§ **Exercise goal**
Locate each line below that includes "Daily" and reproduce it.

§ **Given entries**
#####

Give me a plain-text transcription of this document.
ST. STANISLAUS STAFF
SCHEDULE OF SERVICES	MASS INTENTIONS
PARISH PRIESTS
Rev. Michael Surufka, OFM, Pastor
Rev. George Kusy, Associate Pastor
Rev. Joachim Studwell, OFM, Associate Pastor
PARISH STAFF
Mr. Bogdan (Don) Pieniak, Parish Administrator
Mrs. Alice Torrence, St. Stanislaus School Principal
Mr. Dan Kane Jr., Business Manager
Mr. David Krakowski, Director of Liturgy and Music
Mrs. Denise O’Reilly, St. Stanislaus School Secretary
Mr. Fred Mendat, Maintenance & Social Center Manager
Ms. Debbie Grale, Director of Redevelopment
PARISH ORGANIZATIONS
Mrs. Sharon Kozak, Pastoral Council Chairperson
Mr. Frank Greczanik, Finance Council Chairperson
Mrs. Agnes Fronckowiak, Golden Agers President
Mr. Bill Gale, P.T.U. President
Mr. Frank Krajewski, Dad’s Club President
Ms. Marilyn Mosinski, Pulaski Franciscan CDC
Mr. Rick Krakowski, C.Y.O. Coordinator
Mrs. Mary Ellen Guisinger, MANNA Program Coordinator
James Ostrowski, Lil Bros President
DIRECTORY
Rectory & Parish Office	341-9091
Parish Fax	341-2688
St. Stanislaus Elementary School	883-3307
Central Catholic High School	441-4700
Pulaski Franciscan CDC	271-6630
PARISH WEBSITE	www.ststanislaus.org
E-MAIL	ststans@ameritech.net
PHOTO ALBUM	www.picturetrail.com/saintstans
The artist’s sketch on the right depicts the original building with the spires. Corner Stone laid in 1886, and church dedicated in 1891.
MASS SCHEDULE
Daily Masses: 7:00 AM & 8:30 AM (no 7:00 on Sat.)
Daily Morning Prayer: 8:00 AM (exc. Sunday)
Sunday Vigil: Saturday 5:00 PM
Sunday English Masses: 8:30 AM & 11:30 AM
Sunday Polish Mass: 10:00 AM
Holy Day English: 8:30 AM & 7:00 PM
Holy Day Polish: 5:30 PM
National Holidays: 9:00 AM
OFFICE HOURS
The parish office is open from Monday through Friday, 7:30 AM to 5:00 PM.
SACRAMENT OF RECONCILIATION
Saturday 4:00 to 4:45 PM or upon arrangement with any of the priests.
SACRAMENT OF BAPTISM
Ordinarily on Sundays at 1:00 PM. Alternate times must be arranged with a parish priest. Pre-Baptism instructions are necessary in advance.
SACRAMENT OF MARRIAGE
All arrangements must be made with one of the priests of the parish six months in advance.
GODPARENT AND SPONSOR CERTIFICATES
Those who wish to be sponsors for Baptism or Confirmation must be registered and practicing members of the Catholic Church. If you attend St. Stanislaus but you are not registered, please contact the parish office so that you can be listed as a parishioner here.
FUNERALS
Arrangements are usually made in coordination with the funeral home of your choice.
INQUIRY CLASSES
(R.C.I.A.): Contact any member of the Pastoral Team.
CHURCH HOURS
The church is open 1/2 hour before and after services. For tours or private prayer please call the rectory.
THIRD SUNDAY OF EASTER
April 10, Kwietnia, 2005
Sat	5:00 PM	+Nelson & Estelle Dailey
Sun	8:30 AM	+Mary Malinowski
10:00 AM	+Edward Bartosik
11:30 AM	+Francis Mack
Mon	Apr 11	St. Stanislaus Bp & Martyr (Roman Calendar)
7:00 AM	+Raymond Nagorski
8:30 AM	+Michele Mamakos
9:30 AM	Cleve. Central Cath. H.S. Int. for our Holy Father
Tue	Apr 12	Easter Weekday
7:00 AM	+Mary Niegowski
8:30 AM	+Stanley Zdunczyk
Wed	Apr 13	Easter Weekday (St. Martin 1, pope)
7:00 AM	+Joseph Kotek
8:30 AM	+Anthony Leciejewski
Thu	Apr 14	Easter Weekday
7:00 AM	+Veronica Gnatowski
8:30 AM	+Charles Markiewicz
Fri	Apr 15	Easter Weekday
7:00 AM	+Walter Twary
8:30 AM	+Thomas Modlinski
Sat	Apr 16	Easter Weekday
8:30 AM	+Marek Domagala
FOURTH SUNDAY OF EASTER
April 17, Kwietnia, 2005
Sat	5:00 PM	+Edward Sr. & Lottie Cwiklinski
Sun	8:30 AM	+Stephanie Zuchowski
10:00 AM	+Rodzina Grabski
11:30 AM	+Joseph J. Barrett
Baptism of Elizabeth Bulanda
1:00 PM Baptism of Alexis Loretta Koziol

#####

§ **Task output**
Daily Masses: 7:00 AM & 8:30 AM (no 7:00 on Sat.)
Daily Morning Prayer: 8:00 AM (exc. Sunday)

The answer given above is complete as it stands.